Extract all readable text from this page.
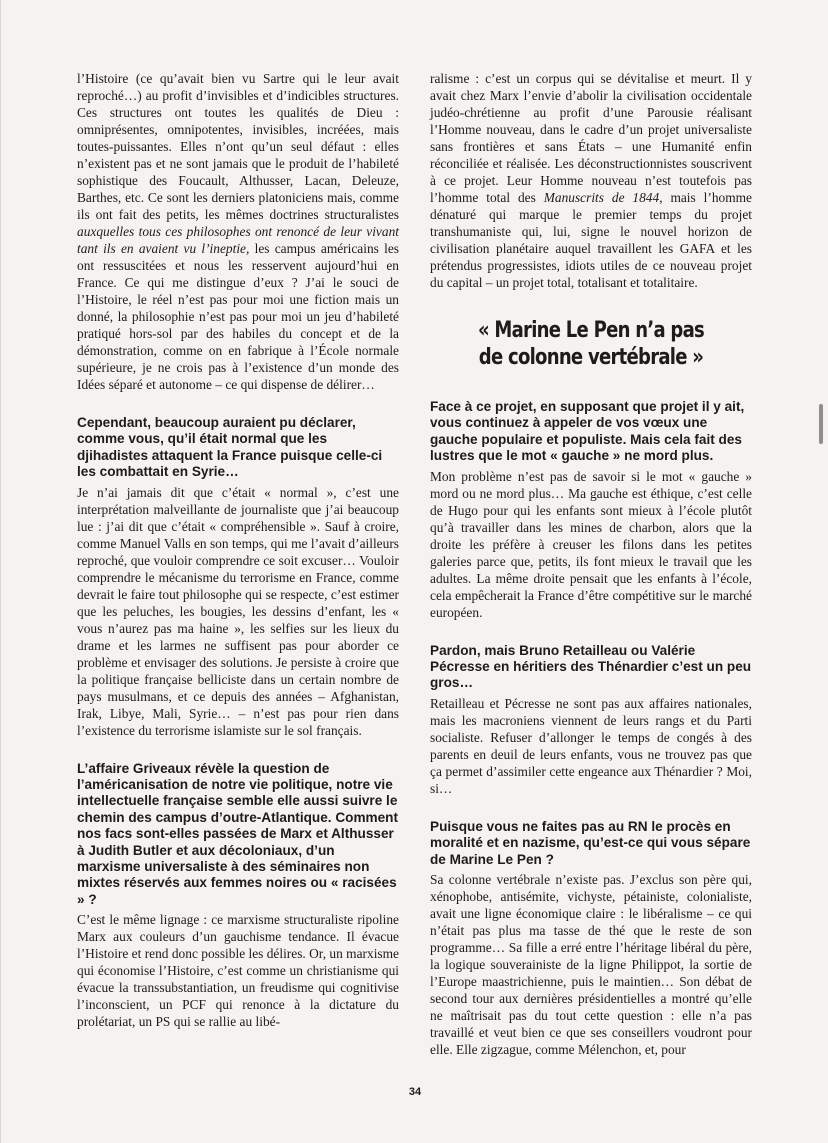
l’Histoire (ce qu’avait bien vu Sartre qui le leur avait reproché…) au profit d’invisibles et d’indicibles structures. Ces structures ont toutes les qualités de Dieu : omniprésentes, omnipotentes, invisibles, incréées, mais toutes-puissantes. Elles n’ont qu’un seul défaut : elles n’existent pas et ne sont jamais que le produit de l’habileté sophistique des Foucault, Althusser, Lacan, Deleuze, Barthes, etc. Ce sont les derniers platoniciens mais, comme ils ont fait des petits, les mêmes doctrines structuralistes auxquelles tous ces philosophes ont renoncé de leur vivant tant ils en avaient vu l’ineptie, les campus américains les ont ressuscitées et nous les resservent aujourd’hui en France. Ce qui me distingue d’eux ? J’ai le souci de l’Histoire, le réel n’est pas pour moi une fiction mais un donné, la philosophie n’est pas pour moi un jeu d’habileté pratiqué hors-sol par des habiles du concept et de la démonstration, comme on en fabrique à l’École normale supérieure, je ne crois pas à l’existence d’un monde des Idées séparé et autonome – ce qui dispense de délirer…

Cependant, beaucoup auraient pu déclarer, comme vous, qu’il était normal que les djihadistes attaquent la France puisque celle-ci les combattait en Syrie…

Je n’ai jamais dit que c’était « normal », c’est une interprétation malveillante de journaliste que j’ai beaucoup lue : j’ai dit que c’était « compréhensible ». Sauf à croire, comme Manuel Valls en son temps, qui me l’avait d’ailleurs reproché, que vouloir comprendre ce soit excuser… Vouloir comprendre le mécanisme du terrorisme en France, comme devrait le faire tout philosophe qui se respecte, c’est estimer que les peluches, les bougies, les dessins d’enfant, les « vous n’aurez pas ma haine », les selfies sur les lieux du drame et les larmes ne suffisent pas pour aborder ce problème et envisager des solutions. Je persiste à croire que la politique française belliciste dans un certain nombre de pays musulmans, et ce depuis des années – Afghanistan, Irak, Libye, Mali, Syrie… – n’est pas pour rien dans l’existence du terrorisme islamiste sur le sol français.

L’affaire Griveaux révèle la question de l’américanisation de notre vie politique, notre vie intellectuelle française semble elle aussi suivre le chemin des campus d’outre-Atlantique. Comment nos facs sont-elles passées de Marx et Althusser à Judith Butler et aux décoloniaux, d’un marxisme universaliste à des séminaires non mixtes réservés aux femmes noires ou « racisées » ?

C’est le même lignage : ce marxisme structuraliste ripoline Marx aux couleurs d’un gauchisme tendance. Il évacue l’Histoire et rend donc possible les délires. Or, un marxisme qui économise l’Histoire, c’est comme un christianisme qui évacue la transsubstantiation, un freudisme qui cognitivise l’inconscient, un PCF qui renonce à la dictature du prolétariat, un PS qui se rallie au libé-

ralisme : c’est un corpus qui se dévitalise et meurt. Il y avait chez Marx l’envie d’abolir la civilisation occidentale judéo-chrétienne au profit d’une Parousie réalisant l’Homme nouveau, dans le cadre d’un projet universaliste sans frontières et sans États – une Humanité enfin réconciliée et réalisée. Les déconstructionnistes souscrivent à ce projet. Leur Homme nouveau n’est toutefois pas l’homme total des Manuscrits de 1844, mais l’homme dénaturé qui marque le premier temps du projet transhumaniste qui, lui, signe le nouvel horizon de civilisation planétaire auquel travaillent les GAFA et les prétendus progressistes, idiots utiles de ce nouveau projet du capital – un projet total, totalisant et totalitaire.

« Marine Le Pen n’a pas
de colonne vertébrale »
Face à ce projet, en supposant que projet il y ait, vous continuez à appeler de vos vœux une gauche populaire et populiste. Mais cela fait des lustres que le mot « gauche » ne mord plus.

Mon problème n’est pas de savoir si le mot « gauche » mord ou ne mord plus… Ma gauche est éthique, c’est celle de Hugo pour qui les enfants sont mieux à l’école plutôt qu’à travailler dans les mines de charbon, alors que la droite les préfère à creuser les filons dans les petites galeries parce que, petits, ils font mieux le travail que les adultes. La même droite pensait que les enfants à l’école, cela empêcherait la France d’être compétitive sur le marché européen.

Pardon, mais Bruno Retailleau ou Valérie Pécresse en héritiers des Thénardier c’est un peu gros…

Retailleau et Pécresse ne sont pas aux affaires nationales, mais les macroniens viennent de leurs rangs et du Parti socialiste. Refuser d’allonger le temps de congés à des parents en deuil de leurs enfants, vous ne trouvez pas que ça permet d’assimiler cette engeance aux Thénardier ? Moi, si…

Puisque vous ne faites pas au RN le procès en moralité et en nazisme, qu’est-ce qui vous sépare de Marine Le Pen ?

Sa colonne vertébrale n’existe pas. J’exclus son père qui, xénophobe, antisémite, vichyste, pétainiste, colonialiste, avait une ligne économique claire : le libéralisme – ce qui n’était pas plus ma tasse de thé que le reste de son programme… Sa fille a erré entre l’héritage libéral du père, la logique souverainiste de la ligne Philippot, la sortie de l’Europe maastrichienne, puis le maintien… Son débat de second tour aux dernières présidentielles a montré qu’elle ne maîtrisait pas du tout cette question : elle n’a pas travaillé et veut bien ce que ses conseillers voudront pour elle. Elle zigzague, comme Mélenchon, et, pour

34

______

**PROBLEM REQUIREMENTS:** All of the records above must be copied exactly, except for the pictures.

**SOLUTION:**
Extract all readable text from this page.
l’Histoire (ce qu’avait bien vu Sartre qui le leur avait reproché…) au profit d’invisibles et d’indicibles structures. Ces structures ont toutes les qualités de Dieu : omniprésentes, omnipotentes, invisibles, incréées, mais toutes-puissantes. Elles n’ont qu’un seul défaut : elles n’existent pas et ne sont jamais que le produit de l’habileté sophistique des Foucault, Althusser, Lacan, Deleuze, Barthes, etc. Ce sont les derniers platoniciens mais, comme ils ont fait des petits, les mêmes doctrines structuralistes auxquelles tous ces philosophes ont renoncé de leur vivant tant ils en avaient vu l’ineptie, les campus américains les ont ressuscitées et nous les resservent aujourd’hui en France. Ce qui me distingue d’eux ? J’ai le souci de l’Histoire, le réel n’est pas pour moi une fiction mais un donné, la philosophie n’est pas pour moi un jeu d’habileté pratiqué hors-sol par des habiles du concept et de la démonstration, comme on en fabrique à l’École normale supérieure, je ne crois pas à l’existence d’un monde des Idées séparé et autonome – ce qui dispense de délirer…

Cependant, beaucoup auraient pu déclarer, comme vous, qu’il était normal que les djihadistes attaquent la France puisque celle-ci les combattait en Syrie…

Je n’ai jamais dit que c’était « normal », c’est une interprétation malveillante de journaliste que j’ai beaucoup lue : j’ai dit que c’était « compréhensible ». Sauf à croire, comme Manuel Valls en son temps, qui me l’avait d’ailleurs reproché, que vouloir comprendre ce soit excuser… Vouloir comprendre le mécanisme du terrorisme en France, comme devrait le faire tout philosophe qui se respecte, c’est estimer que les peluches, les bougies, les dessins d’enfant, les « vous n’aurez pas ma haine », les selfies sur les lieux du drame et les larmes ne suffisent pas pour aborder ce problème et envisager des solutions. Je persiste à croire que la politique française belliciste dans un certain nombre de pays musulmans, et ce depuis des années – Afghanistan, Irak, Libye, Mali, Syrie… – n’est pas pour rien dans l’existence du terrorisme islamiste sur le sol français.

L’affaire Griveaux révèle la question de l’américanisation de notre vie politique, notre vie intellectuelle française semble elle aussi suivre le chemin des campus d’outre-Atlantique. Comment nos facs sont-elles passées de Marx et Althusser à Judith Butler et aux décoloniaux, d’un marxisme universaliste à des séminaires non mixtes réservés aux femmes noires ou « racisées » ?

C’est le même lignage : ce marxisme structuraliste ripoline Marx aux couleurs d’un gauchisme tendance. Il évacue l’Histoire et rend donc possible les délires. Or, un marxisme qui économise l’Histoire, c’est comme un christianisme qui évacue la transsubstantiation, un freudisme qui cognitivise l’inconscient, un PCF qui renonce à la dictature du prolétariat, un PS qui se rallie au libé-

ralisme : c’est un corpus qui se dévitalise et meurt. Il y avait chez Marx l’envie d’abolir la civilisation occidentale judéo-chrétienne au profit d’une Parousie réalisant l’Homme nouveau, dans le cadre d’un projet universaliste sans frontières et sans États – une Humanité enfin réconciliée et réalisée. Les déconstructionnistes souscrivent à ce projet. Leur Homme nouveau n’est toutefois pas l’homme total des Manuscrits de 1844, mais l’homme dénaturé qui marque le premier temps du projet transhumaniste qui, lui, signe le nouvel horizon de civilisation planétaire auquel travaillent les GAFA et les prétendus progressistes, idiots utiles de ce nouveau projet du capital – un projet total, totalisant et totalitaire.

« Marine Le Pen n’a pas
de colonne vertébrale »
Face à ce projet, en supposant que projet il y ait, vous continuez à appeler de vos vœux une gauche populaire et populiste. Mais cela fait des lustres que le mot « gauche » ne mord plus.

Mon problème n’est pas de savoir si le mot « gauche » mord ou ne mord plus… Ma gauche est éthique, c’est celle de Hugo pour qui les enfants sont mieux à l’école plutôt qu’à travailler dans les mines de charbon, alors que la droite les préfère à creuser les filons dans les petites galeries parce que, petits, ils font mieux le travail que les adultes. La même droite pensait que les enfants à l’école, cela empêcherait la France d’être compétitive sur le marché européen.

Pardon, mais Bruno Retailleau ou Valérie Pécresse en héritiers des Thénardier c’est un peu gros…

Retailleau et Pécresse ne sont pas aux affaires nationales, mais les macroniens viennent de leurs rangs et du Parti socialiste. Refuser d’allonger le temps de congés à des parents en deuil de leurs enfants, vous ne trouvez pas que ça permet d’assimiler cette engeance aux Thénardier ? Moi, si…

Puisque vous ne faites pas au RN le procès en moralité et en nazisme, qu’est-ce qui vous sépare de Marine Le Pen ?

Sa colonne vertébrale n’existe pas. J’exclus son père qui, xénophobe, antisémite, vichyste, pétainiste, colonialiste, avait une ligne économique claire : le libéralisme – ce qui n’était pas plus ma tasse de thé que le reste de son programme… Sa fille a erré entre l’héritage libéral du père, la logique souverainiste de la ligne Philippot, la sortie de l’Europe maastrichienne, puis le maintien… Son débat de second tour aux dernières présidentielles a montré qu’elle ne maîtrisait pas du tout cette question : elle n’a pas travaillé et veut bien ce que ses conseillers voudront pour elle. Elle zigzague, comme Mélenchon, et, pour

34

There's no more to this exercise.